Every record here needs to be written out again exactly.

++++++++++

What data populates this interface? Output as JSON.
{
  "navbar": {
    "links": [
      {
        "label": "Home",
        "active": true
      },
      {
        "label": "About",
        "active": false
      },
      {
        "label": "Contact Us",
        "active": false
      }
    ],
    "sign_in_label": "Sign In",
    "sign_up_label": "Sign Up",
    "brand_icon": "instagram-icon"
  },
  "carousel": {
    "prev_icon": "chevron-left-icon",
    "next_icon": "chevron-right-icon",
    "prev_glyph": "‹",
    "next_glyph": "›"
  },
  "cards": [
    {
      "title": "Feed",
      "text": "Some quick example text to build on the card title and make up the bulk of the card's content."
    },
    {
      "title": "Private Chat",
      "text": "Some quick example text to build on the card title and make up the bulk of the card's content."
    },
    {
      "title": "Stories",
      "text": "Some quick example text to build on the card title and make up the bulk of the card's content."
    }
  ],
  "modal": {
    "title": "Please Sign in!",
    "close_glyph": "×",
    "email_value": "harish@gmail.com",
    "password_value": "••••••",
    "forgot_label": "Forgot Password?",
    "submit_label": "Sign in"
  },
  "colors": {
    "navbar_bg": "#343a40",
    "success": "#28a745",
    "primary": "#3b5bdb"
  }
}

++++++++++

▸ **Full answer**
What data populates this interface? Output as JSON.
{
  "navbar": {
    "links": [
      {
        "label": "Home",
        "active": true
      },
      {
        "label": "About",
        "active": false
      },
      {
        "label": "Contact Us",
        "active": false
      }
    ],
    "sign_in_label": "Sign In",
    "sign_up_label": "Sign Up",
    "brand_icon": "instagram-icon"
  },
  "carousel": {
    "prev_icon": "chevron-left-icon",
    "next_icon": "chevron-right-icon",
    "prev_glyph": "‹",
    "next_glyph": "›"
  },
  "cards": [
    {
      "title": "Feed",
      "text": "Some quick example text to build on the card title and make up the bulk of the card's content."
    },
    {
      "title": "Private Chat",
      "text": "Some quick example text to build on the card title and make up the bulk of the card's content."
    },
    {
      "title": "Stories",
      "text": "Some quick example text to build on the card title and make up the bulk of the card's content."
    }
  ],
  "modal": {
    "title": "Please Sign in!",
    "close_glyph": "×",
    "email_value": "harish@gmail.com",
    "password_value": "••••••",
    "forgot_label": "Forgot Password?",
    "submit_label": "Sign in"
  },
  "colors": {
    "navbar_bg": "#343a40",
    "success": "#28a745",
    "primary": "#3b5bdb"
  }
}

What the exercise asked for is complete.